Text shown

One example is a magnetopause model by Lin et al. (2010), called Lin10 in the hereforth. The magnetic pressure pmag is added as an input parameter, accounting for the pressure of the IMF on the magnetopause. Additionally, the tilt angle γ of Earth's dipole in the (y,z) plane is an input parameter. Because the azimuth angle is also used to parameterize the magnetopause, the model is not axis symmetric anymore. The empirical model is based on 2708 MPCs of different satellites. In total, the model contains 21 coefficients, underscoring the complexity due to the additional input parameters. Based on the MPC dataset used to construct the model, the Lin10 model outperforms previous magnetopause models, including Sh98, in terms of prediction accuracy.

Liu et al. (2015) utilizes the same parameters as in Lin10 with the addition of the IMF Bx and By components. Therewith, the IMF is included fully and not only by Bz. Liu et al. (2015) use a magnetohydrodynamics (MHD) approach to find dependencies between r0 and the input parameters to construct their model (named Liu15 in the following). The influence of the By component is discussed in Aghabozorgi Nafchi et al. (2023) with the conclusion that it influences the radial distance of the magnetopause.

Goal
Can you reproduce the magnetopause passage starting with "One example is" and going on through "of prediction accuracy.", substituting "parameters" for "coefficients"? The material comes from a different source than the magnetopause passage.

Information shown
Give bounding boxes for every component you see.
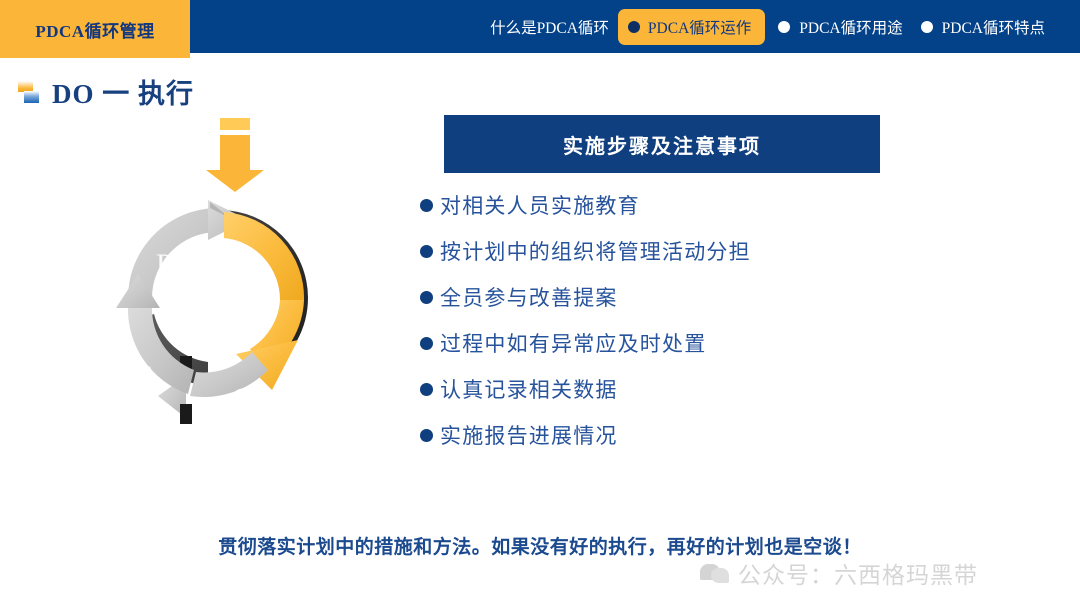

Answer in full
One example is a magnetopause model by Lin et al. (2010), called Lin10 in the hereforth. The magnetic pressure pmag is added as an input parameter, accounting for the pressure of the IMF on the magnetopause. Additionally, the tilt angle γ of Earth's dipole in the (y,z) plane is an input parameter. Because the azimuth angle is also used to parameterize the magnetopause, the model is not axis symmetric anymore. The empirical model is based on 2708 MPCs of different satellites. In total, the model contains 21 parameters, underscoring the complexity due to the additional input parameters. Based on the MPC dataset used to construct the model, the Lin10 model outperforms previous magnetopause models, including Sh98, in terms of prediction accuracy.